## MATERIAL PROVIDED
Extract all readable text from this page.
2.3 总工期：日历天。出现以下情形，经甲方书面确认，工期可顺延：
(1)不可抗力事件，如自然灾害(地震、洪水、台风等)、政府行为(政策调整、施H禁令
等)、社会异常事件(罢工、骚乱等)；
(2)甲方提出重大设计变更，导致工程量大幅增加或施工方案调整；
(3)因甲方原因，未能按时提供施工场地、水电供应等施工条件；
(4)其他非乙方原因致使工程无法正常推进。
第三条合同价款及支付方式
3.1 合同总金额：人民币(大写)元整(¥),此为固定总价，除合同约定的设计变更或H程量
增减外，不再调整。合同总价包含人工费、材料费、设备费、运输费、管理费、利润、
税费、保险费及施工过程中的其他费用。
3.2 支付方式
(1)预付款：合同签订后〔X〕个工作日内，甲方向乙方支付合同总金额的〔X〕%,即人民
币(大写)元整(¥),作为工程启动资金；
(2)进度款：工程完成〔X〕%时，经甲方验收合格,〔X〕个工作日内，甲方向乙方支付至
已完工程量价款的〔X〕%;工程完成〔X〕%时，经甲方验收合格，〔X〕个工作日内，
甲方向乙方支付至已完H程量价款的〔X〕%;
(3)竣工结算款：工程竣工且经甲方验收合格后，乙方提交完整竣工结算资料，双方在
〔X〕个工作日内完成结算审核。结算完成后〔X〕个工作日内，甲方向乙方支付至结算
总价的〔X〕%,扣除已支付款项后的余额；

--

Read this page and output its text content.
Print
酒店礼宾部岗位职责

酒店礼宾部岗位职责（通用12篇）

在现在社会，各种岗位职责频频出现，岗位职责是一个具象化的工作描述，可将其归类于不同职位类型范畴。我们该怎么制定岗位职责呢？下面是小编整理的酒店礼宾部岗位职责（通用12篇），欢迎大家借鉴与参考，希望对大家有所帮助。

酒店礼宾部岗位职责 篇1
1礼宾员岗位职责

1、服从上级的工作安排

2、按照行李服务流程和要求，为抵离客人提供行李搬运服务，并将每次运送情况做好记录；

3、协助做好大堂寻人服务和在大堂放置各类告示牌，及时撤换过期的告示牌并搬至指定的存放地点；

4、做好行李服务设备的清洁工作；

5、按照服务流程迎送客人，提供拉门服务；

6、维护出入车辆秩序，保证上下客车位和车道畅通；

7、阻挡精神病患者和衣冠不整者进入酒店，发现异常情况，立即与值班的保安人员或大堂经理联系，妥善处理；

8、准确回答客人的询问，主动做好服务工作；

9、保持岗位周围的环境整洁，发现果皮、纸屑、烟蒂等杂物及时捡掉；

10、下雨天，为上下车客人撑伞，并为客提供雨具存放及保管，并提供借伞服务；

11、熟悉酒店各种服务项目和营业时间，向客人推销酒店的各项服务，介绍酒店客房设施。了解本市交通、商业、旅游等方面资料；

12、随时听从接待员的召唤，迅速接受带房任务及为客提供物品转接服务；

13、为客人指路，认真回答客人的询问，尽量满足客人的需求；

## TASK TO COMPLETE
From the records given above, copy all lines containing "page".

## OUTPUT
Extract all readable text from this page.
Read this page and output its text content.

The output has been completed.